BEGIN
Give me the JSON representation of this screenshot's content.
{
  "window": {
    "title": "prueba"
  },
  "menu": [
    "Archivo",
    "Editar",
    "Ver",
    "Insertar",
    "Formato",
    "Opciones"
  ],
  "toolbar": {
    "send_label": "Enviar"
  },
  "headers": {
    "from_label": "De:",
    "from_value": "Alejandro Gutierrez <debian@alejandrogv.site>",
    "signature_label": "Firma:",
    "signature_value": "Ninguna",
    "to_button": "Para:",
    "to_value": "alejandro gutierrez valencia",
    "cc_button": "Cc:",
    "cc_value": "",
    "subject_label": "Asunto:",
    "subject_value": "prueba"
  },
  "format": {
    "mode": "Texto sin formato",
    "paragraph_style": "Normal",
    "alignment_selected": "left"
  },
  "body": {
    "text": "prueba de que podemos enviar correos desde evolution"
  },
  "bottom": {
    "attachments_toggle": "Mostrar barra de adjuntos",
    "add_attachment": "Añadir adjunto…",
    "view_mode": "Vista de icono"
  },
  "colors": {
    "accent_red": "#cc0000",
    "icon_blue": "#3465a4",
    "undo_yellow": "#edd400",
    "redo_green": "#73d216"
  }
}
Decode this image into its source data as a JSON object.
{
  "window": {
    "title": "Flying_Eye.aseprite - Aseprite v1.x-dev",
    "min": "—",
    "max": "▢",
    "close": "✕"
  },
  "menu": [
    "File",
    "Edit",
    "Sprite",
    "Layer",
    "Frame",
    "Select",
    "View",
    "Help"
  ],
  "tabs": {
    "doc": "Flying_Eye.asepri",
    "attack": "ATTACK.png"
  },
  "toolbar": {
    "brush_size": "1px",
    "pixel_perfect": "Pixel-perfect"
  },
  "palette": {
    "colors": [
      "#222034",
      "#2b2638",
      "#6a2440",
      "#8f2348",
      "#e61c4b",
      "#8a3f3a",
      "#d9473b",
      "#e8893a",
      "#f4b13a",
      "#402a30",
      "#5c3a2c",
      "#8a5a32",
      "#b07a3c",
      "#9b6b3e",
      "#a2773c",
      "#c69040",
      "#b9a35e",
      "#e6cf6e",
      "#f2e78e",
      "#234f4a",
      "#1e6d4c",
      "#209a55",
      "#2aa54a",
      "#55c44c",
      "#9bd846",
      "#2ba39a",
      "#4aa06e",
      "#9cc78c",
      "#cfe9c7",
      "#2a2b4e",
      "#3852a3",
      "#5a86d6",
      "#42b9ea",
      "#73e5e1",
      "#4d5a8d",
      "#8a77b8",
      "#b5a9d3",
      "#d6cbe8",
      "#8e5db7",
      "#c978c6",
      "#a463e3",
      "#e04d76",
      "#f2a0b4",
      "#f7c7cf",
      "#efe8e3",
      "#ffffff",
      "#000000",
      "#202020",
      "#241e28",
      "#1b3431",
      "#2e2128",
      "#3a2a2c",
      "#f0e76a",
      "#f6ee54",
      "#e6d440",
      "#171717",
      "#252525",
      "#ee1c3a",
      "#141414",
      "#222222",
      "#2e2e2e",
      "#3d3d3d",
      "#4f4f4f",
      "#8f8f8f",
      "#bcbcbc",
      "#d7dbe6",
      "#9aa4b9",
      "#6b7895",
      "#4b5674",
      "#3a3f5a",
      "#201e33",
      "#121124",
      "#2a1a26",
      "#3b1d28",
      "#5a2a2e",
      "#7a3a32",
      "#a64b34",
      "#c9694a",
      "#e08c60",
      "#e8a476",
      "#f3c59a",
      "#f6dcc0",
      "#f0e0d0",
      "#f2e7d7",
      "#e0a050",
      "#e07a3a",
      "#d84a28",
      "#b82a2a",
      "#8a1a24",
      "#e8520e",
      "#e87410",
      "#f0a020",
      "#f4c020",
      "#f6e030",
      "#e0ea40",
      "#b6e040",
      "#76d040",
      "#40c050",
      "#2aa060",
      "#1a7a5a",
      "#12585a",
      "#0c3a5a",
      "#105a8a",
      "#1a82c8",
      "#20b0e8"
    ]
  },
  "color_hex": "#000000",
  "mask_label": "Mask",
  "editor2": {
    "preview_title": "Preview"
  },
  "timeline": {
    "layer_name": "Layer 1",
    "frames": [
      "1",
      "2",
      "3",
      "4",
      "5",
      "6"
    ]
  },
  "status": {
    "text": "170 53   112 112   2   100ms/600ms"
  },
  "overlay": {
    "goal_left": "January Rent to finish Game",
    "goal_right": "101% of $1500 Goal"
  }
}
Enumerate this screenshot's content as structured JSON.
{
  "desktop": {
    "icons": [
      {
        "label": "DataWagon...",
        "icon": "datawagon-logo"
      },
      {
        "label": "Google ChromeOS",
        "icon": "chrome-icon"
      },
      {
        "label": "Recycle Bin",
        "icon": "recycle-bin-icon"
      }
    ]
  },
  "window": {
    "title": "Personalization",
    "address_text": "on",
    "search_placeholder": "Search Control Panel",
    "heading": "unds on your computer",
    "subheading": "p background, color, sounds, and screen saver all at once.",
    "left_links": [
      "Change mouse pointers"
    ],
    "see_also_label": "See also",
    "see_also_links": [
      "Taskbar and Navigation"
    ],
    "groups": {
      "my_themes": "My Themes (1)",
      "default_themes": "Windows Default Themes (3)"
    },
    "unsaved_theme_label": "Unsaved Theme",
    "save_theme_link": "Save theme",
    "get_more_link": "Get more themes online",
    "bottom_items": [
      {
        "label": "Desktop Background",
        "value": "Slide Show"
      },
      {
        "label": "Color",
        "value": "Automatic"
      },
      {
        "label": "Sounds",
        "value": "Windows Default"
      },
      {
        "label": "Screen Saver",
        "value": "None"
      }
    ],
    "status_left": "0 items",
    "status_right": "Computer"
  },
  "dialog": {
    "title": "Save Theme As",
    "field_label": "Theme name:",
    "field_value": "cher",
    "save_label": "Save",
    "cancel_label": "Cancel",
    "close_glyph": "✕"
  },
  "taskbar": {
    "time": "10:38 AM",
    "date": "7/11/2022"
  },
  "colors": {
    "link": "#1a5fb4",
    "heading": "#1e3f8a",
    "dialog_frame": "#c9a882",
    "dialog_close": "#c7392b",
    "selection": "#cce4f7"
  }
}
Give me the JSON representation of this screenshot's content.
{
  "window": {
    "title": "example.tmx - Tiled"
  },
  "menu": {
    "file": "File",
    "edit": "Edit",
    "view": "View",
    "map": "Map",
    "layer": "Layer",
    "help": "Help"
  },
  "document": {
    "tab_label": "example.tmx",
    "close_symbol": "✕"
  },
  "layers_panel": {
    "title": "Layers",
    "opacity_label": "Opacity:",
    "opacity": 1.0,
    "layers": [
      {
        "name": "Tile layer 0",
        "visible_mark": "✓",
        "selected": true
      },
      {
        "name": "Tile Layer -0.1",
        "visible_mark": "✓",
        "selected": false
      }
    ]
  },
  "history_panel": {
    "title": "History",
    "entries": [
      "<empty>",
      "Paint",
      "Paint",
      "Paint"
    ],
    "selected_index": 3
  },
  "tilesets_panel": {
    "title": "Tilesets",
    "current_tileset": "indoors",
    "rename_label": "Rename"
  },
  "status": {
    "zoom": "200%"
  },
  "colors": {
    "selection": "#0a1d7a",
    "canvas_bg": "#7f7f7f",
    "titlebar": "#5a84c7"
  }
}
END
* **Required task**
Find the lines that include the string "this", then copy each of them.

* **The answer**
Give me the JSON representation of this screenshot's content.
Decode this image into its source data as a JSON object.
Enumerate this screenshot's content as structured JSON.
Give me the JSON representation of this screenshot's content.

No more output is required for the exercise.